Input →
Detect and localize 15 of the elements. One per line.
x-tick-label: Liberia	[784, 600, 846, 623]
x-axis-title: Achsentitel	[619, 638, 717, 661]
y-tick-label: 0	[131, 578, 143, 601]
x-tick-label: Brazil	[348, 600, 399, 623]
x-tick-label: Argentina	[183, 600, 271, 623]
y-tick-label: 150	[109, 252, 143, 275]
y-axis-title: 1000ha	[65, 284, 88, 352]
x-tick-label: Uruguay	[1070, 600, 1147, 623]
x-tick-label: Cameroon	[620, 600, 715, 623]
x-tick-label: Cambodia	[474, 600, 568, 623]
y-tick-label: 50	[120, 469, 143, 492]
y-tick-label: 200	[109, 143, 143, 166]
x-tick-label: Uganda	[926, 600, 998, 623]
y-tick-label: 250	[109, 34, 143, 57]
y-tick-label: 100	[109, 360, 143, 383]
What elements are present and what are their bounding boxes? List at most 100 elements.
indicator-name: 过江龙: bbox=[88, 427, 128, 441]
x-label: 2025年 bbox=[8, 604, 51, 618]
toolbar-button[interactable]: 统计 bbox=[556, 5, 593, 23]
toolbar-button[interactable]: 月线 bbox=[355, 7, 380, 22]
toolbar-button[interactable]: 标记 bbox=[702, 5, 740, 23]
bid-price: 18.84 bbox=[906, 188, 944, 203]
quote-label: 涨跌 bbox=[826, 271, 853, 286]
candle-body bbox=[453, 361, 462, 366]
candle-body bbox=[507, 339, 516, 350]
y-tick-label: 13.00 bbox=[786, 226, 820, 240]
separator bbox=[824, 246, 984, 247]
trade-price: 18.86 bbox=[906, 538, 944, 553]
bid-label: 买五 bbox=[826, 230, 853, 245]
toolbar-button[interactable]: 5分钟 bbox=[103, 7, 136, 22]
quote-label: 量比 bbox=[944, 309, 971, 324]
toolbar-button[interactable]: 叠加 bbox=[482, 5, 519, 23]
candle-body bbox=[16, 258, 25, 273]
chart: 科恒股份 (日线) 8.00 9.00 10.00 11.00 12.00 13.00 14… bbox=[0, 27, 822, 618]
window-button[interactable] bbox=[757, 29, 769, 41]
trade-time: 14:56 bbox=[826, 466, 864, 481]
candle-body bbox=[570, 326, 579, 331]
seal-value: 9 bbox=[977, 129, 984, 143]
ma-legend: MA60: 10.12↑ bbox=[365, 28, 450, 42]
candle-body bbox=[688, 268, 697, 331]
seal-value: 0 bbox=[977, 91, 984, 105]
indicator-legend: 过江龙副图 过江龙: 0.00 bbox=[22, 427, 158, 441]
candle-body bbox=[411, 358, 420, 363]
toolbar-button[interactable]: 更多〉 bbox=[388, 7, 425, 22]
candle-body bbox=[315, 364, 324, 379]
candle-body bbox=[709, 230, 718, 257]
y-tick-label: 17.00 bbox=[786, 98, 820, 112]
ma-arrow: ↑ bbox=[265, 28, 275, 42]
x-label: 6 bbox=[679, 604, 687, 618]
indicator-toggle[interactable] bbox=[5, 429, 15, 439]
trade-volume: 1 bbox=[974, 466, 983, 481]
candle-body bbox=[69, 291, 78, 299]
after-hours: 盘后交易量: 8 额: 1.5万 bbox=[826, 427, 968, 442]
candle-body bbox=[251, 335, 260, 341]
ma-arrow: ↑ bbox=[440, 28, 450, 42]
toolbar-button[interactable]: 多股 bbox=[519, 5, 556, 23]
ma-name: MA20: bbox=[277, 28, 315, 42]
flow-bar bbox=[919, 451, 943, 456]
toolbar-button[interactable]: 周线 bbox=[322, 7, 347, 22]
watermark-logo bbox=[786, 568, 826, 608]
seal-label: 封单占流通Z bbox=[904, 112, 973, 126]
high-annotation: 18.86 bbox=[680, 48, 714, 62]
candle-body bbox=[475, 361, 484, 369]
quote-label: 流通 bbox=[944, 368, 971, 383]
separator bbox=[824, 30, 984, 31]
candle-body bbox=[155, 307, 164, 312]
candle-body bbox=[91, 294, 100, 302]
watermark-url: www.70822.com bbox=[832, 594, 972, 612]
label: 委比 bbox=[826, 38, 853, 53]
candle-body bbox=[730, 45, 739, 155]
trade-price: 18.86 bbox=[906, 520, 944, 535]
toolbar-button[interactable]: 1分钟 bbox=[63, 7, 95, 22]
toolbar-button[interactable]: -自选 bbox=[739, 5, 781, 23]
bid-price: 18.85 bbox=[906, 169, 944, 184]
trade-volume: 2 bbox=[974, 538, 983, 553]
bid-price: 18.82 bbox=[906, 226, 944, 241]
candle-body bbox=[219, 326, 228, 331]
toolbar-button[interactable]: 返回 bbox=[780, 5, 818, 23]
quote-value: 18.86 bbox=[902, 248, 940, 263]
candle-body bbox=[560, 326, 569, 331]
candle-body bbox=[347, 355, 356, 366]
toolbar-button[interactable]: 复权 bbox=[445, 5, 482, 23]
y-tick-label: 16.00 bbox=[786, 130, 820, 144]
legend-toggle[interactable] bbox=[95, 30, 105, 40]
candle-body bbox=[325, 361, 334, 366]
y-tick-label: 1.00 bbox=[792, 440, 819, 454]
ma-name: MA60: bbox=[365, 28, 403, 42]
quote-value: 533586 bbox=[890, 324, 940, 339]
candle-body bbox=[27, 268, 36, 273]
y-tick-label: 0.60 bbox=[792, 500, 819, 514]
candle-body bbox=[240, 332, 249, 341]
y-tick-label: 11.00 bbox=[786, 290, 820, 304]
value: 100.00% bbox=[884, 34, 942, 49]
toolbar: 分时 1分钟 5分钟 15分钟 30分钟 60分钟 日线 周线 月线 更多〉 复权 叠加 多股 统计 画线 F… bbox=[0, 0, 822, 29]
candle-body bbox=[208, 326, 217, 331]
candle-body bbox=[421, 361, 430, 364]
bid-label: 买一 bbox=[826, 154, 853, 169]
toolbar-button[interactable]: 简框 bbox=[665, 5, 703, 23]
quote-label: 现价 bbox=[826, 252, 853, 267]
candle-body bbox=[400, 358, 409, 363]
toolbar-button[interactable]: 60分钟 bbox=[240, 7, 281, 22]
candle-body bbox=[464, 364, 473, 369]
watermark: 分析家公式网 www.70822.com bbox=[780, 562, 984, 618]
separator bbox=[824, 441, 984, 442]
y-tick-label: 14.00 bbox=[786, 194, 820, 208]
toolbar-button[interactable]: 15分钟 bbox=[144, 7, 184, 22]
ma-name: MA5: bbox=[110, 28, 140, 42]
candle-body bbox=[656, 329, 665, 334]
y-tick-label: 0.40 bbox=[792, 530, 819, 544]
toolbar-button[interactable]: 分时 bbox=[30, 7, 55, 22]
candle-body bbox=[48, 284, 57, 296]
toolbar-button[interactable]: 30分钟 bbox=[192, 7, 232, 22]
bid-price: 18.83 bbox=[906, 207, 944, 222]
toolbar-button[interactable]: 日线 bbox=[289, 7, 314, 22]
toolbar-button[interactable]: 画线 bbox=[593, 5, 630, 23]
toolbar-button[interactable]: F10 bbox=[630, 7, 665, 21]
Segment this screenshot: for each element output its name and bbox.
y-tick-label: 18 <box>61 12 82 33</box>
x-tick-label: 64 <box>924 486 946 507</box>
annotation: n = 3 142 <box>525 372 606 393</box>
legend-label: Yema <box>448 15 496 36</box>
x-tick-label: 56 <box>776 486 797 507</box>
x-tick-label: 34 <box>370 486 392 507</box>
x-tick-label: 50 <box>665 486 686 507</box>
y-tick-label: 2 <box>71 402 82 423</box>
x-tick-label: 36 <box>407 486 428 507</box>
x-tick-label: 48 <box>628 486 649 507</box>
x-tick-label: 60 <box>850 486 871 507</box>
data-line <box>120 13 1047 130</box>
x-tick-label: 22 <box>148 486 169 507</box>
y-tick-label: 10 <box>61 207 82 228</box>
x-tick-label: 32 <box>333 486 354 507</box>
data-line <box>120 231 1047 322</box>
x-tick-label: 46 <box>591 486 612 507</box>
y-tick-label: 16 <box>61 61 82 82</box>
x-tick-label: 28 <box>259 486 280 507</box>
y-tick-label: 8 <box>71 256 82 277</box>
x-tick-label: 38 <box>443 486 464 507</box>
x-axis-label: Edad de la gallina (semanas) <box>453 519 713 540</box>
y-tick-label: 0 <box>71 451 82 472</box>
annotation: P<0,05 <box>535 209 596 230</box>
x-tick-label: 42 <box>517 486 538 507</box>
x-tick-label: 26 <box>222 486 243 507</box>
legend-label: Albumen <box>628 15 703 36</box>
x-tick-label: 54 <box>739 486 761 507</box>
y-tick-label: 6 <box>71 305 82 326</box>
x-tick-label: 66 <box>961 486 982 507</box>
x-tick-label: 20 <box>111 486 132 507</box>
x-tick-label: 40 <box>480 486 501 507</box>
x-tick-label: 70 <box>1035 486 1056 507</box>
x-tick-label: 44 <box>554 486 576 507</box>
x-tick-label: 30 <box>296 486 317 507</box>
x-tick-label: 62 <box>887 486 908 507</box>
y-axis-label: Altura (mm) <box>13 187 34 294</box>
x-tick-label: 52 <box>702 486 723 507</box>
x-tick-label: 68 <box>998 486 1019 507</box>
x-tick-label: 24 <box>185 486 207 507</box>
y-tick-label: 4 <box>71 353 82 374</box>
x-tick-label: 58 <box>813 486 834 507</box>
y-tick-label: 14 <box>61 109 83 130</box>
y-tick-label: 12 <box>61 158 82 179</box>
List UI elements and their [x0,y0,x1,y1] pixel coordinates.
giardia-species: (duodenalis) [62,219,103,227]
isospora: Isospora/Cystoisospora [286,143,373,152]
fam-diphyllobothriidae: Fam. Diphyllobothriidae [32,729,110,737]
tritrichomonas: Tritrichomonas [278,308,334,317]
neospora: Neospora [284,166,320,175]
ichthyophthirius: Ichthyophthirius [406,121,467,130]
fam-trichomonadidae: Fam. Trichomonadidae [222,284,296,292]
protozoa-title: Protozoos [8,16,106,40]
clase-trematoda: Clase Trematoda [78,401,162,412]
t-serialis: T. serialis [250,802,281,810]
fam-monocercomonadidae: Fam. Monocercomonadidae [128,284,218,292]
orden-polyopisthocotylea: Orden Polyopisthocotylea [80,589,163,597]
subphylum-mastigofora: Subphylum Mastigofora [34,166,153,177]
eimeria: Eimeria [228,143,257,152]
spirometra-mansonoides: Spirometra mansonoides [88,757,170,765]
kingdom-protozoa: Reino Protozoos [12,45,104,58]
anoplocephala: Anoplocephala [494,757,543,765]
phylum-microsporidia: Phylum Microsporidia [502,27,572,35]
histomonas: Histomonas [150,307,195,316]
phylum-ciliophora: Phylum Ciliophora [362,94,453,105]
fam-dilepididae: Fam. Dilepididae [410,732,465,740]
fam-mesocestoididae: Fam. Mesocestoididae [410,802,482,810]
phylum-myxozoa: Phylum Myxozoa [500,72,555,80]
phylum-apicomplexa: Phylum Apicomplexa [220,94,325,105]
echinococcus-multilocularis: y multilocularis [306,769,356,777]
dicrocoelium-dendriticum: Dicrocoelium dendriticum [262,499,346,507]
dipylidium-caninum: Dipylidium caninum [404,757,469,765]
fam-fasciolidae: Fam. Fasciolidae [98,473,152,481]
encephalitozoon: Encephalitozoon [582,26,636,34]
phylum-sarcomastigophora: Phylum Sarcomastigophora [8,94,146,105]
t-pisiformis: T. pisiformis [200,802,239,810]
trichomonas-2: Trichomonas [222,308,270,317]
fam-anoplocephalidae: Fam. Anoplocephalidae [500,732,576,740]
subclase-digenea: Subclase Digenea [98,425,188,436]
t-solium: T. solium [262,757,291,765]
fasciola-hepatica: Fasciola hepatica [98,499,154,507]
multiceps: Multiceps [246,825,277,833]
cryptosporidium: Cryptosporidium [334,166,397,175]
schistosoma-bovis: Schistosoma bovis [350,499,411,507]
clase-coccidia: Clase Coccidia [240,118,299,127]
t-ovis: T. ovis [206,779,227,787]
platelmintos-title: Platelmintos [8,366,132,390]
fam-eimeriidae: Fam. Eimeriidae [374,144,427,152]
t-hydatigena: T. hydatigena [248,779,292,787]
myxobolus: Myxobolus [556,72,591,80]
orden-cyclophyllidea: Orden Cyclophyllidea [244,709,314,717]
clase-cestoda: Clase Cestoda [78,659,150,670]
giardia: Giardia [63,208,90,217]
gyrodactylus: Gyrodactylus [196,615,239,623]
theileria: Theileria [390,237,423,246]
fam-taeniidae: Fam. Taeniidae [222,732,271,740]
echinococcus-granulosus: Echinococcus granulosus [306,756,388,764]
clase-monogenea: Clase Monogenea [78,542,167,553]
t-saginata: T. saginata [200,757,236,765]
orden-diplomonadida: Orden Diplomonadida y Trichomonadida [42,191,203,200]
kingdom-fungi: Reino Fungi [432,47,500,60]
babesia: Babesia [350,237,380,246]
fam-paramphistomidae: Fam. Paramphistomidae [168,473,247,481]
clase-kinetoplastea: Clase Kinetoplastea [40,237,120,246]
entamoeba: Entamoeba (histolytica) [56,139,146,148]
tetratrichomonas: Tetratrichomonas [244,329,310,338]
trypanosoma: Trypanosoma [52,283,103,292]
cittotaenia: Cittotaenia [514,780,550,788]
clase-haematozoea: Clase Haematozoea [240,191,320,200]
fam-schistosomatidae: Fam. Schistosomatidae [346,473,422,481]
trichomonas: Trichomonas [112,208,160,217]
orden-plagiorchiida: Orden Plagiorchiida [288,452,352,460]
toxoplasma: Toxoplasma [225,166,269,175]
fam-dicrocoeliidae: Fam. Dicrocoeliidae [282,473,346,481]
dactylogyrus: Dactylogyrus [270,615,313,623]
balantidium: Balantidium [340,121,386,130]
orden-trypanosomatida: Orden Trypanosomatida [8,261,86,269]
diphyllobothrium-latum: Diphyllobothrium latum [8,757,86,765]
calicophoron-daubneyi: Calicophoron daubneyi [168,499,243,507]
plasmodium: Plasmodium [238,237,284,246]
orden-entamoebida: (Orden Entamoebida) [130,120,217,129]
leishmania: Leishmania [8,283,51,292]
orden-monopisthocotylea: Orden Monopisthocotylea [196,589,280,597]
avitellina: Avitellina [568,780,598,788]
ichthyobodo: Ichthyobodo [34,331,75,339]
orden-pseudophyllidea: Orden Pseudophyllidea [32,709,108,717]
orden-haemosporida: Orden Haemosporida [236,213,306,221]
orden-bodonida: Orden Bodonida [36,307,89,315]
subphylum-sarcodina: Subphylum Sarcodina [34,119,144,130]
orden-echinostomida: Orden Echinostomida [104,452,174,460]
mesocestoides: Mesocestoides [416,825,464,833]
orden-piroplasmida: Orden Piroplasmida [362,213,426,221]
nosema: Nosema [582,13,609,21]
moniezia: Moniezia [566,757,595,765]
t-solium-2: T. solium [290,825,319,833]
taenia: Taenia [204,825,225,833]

Given task →
Display every line of the listing above that contains the word "Orden".

Expected answer →
orden-polyopisthocotylea: Orden Polyopisthocotylea [80,589,163,597]
orden-cyclophyllidea: Orden Cyclophyllidea [244,709,314,717]
orden-diplomonadida: Orden Diplomonadida y Trichomonadida [42,191,203,200]
orden-plagiorchiida: Orden Plagiorchiida [288,452,352,460]
orden-trypanosomatida: Orden Trypanosomatida [8,261,86,269]
orden-entamoebida: (Orden Entamoebida) [130,120,217,129]
orden-monopisthocotylea: Orden Monopisthocotylea [196,589,280,597]
orden-pseudophyllidea: Orden Pseudophyllidea [32,709,108,717]
orden-haemosporida: Orden Haemosporida [236,213,306,221]
orden-bodonida: Orden Bodonida [36,307,89,315]
orden-echinostomida: Orden Echinostomida [104,452,174,460]
orden-piroplasmida: Orden Piroplasmida [362,213,426,221]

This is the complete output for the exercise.